» AIM
In the listing below, rewrite the lines starting at the one containing "code-line: System.out.println(i); bbox=[17, 62, 198, 77]" and stopping after the one containing "emphasis-odd: odd bbox=[499, 492, 523, 506]", with "execution" changed to "running" and everything else left the same. Give only those lines.

(Annotated element listings)
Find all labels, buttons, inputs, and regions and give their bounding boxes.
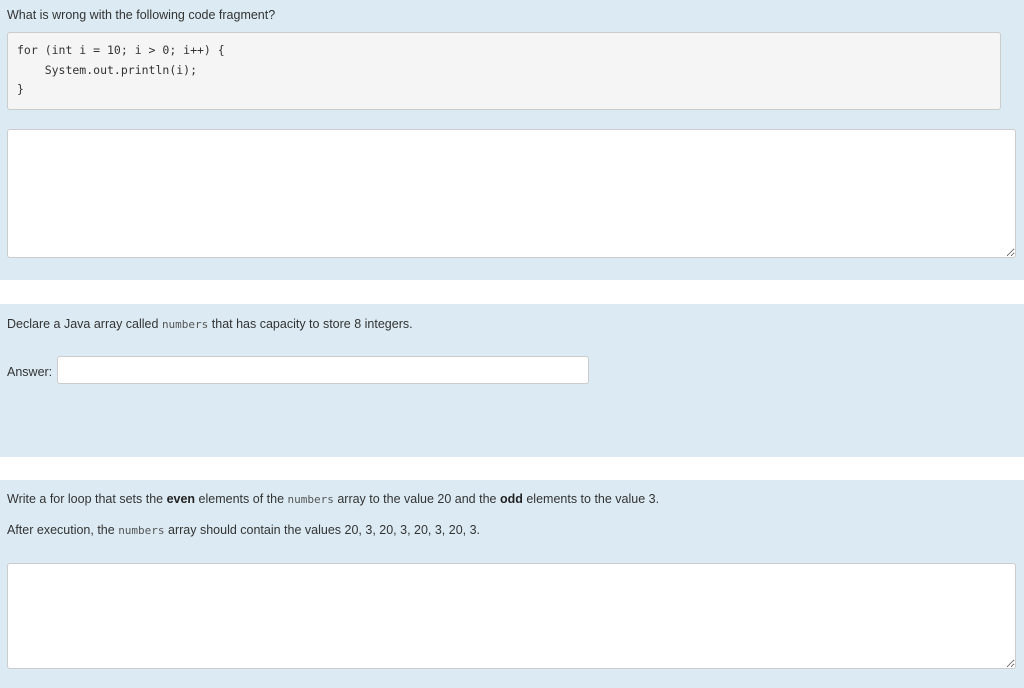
code-line: System.out.println(i); bbox=[17, 62, 198, 77]
inline-code: numbers bbox=[287, 493, 334, 506]
prompt-text: After execution, the bbox=[7, 523, 119, 537]
emphasis-odd: odd bbox=[499, 492, 523, 506]
question-3-panel: Write a for loop that sets the even elem… bbox=[0, 480, 1024, 688]
emphasis-even: even bbox=[166, 492, 196, 506]
prompt-text: Write a for loop that sets the bbox=[7, 492, 167, 506]
prompt-text: elements of the bbox=[195, 492, 288, 506]
code-line: for (int i = 10; i > 0; i++) { bbox=[17, 43, 225, 57]
prompt-text: that has capacity to store 8 integers. bbox=[208, 317, 413, 331]
answer-label: Answer: bbox=[7, 365, 53, 379]
code-line: } bbox=[17, 82, 24, 96]
prompt-text: array to the value 20 and the bbox=[333, 492, 500, 506]
prompt-text: Declare a Java array called bbox=[7, 317, 162, 331]
question-3-prompt-line-2: After execution, the numbers array shoul… bbox=[7, 523, 480, 537]
question-2-answer-input[interactable] bbox=[57, 356, 589, 384]
question-2-panel: Declare a Java array called numbers that… bbox=[0, 304, 1024, 457]
question-2-prompt: Declare a Java array called numbers that… bbox=[7, 317, 413, 331]
question-1-answer-textarea[interactable] bbox=[7, 129, 1016, 258]
question-1-prompt: What is wrong with the following code fr… bbox=[7, 8, 276, 22]
prompt-text: array should contain the values 20, 3, 2… bbox=[164, 523, 481, 537]
inline-code: numbers bbox=[118, 524, 165, 537]
prompt-text: elements to the value 3. bbox=[522, 492, 660, 506]
code-fragment: for (int i = 10; i > 0; i++) { System.ou… bbox=[7, 32, 1001, 110]
question-3-answer-textarea[interactable] bbox=[7, 563, 1016, 669]
inline-code: numbers bbox=[161, 318, 209, 331]
question-3-prompt-line-1: Write a for loop that sets the even elem… bbox=[7, 492, 659, 506]
question-1-panel: What is wrong with the following code fr… bbox=[0, 0, 1024, 280]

» TASK OUTPUT
code-line: System.out.println(i); bbox=[17, 62, 198, 77]
inline-code: numbers bbox=[287, 493, 334, 506]
prompt-text: After running, the bbox=[7, 523, 119, 537]
emphasis-odd: odd bbox=[499, 492, 523, 506]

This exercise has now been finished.